DATA PROVIDED ▸
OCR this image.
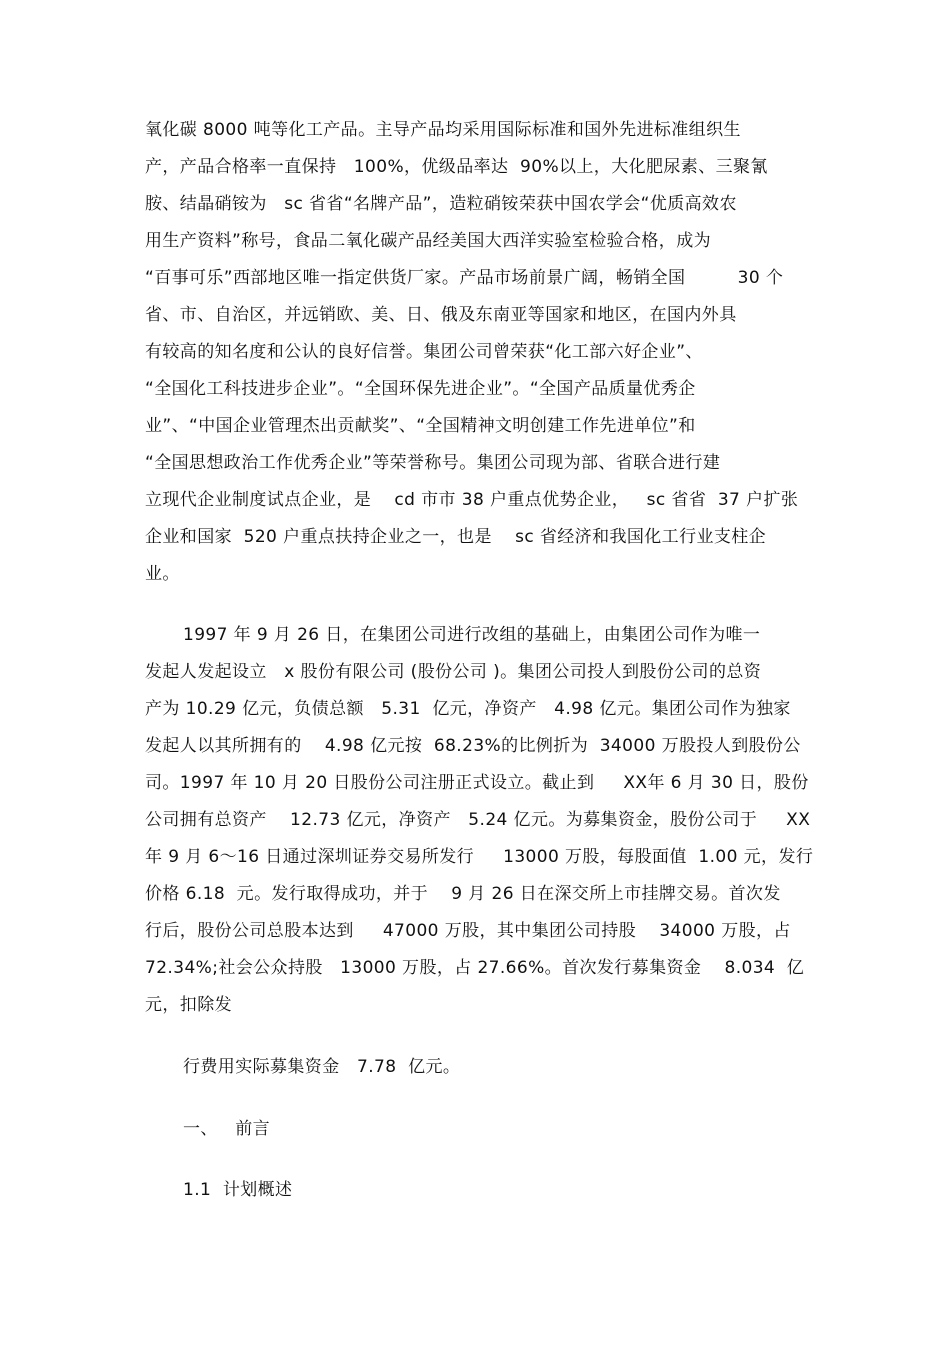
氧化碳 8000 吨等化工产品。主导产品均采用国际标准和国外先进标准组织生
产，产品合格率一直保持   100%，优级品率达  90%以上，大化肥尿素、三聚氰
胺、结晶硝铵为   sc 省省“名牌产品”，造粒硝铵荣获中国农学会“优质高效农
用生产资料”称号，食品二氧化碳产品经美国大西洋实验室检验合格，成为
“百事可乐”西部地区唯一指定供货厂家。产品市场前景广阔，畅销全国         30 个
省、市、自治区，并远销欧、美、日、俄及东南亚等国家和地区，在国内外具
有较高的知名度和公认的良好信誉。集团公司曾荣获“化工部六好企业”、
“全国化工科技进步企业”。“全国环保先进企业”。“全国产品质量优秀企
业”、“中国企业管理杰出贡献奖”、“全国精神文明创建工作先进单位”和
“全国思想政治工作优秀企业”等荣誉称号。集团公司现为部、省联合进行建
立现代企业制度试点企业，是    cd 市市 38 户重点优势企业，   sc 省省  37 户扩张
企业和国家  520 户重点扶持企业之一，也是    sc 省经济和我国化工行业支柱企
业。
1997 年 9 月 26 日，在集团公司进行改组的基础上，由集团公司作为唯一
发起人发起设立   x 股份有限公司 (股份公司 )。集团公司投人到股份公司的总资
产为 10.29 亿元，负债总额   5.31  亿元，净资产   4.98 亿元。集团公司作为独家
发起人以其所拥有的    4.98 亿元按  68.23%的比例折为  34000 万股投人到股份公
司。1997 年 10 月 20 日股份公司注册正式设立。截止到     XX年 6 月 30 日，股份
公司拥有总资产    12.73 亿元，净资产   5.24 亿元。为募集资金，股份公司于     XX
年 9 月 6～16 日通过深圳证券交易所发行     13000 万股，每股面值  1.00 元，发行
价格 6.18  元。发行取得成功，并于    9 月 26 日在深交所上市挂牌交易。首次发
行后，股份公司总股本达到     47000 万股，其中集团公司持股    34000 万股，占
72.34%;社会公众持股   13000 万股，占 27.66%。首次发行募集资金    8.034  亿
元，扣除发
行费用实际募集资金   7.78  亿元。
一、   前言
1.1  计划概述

DIRECTIONS ▸ All of the data above should be transcribed verbatim, with pictures omitted.

WRITTEN REPLY ▸
OCR this image.
氧化碳 8000 吨等化工产品。主导产品均采用国际标准和国外先进标准组织生
产，产品合格率一直保持   100%，优级品率达  90%以上，大化肥尿素、三聚氰
胺、结晶硝铵为   sc 省省“名牌产品”，造粒硝铵荣获中国农学会“优质高效农
用生产资料”称号，食品二氧化碳产品经美国大西洋实验室检验合格，成为
“百事可乐”西部地区唯一指定供货厂家。产品市场前景广阔，畅销全国         30 个
省、市、自治区，并远销欧、美、日、俄及东南亚等国家和地区，在国内外具
有较高的知名度和公认的良好信誉。集团公司曾荣获“化工部六好企业”、
“全国化工科技进步企业”。“全国环保先进企业”。“全国产品质量优秀企
业”、“中国企业管理杰出贡献奖”、“全国精神文明创建工作先进单位”和
“全国思想政治工作优秀企业”等荣誉称号。集团公司现为部、省联合进行建
立现代企业制度试点企业，是    cd 市市 38 户重点优势企业，   sc 省省  37 户扩张
企业和国家  520 户重点扶持企业之一，也是    sc 省经济和我国化工行业支柱企
业。
1997 年 9 月 26 日，在集团公司进行改组的基础上，由集团公司作为唯一
发起人发起设立   x 股份有限公司 (股份公司 )。集团公司投人到股份公司的总资
产为 10.29 亿元，负债总额   5.31  亿元，净资产   4.98 亿元。集团公司作为独家
发起人以其所拥有的    4.98 亿元按  68.23%的比例折为  34000 万股投人到股份公
司。1997 年 10 月 20 日股份公司注册正式设立。截止到     XX年 6 月 30 日，股份
公司拥有总资产    12.73 亿元，净资产   5.24 亿元。为募集资金，股份公司于     XX
年 9 月 6～16 日通过深圳证券交易所发行     13000 万股，每股面值  1.00 元，发行
价格 6.18  元。发行取得成功，并于    9 月 26 日在深交所上市挂牌交易。首次发
行后，股份公司总股本达到     47000 万股，其中集团公司持股    34000 万股，占
72.34%;社会公众持股   13000 万股，占 27.66%。首次发行募集资金    8.034  亿
元，扣除发
行费用实际募集资金   7.78  亿元。
一、   前言
1.1  计划概述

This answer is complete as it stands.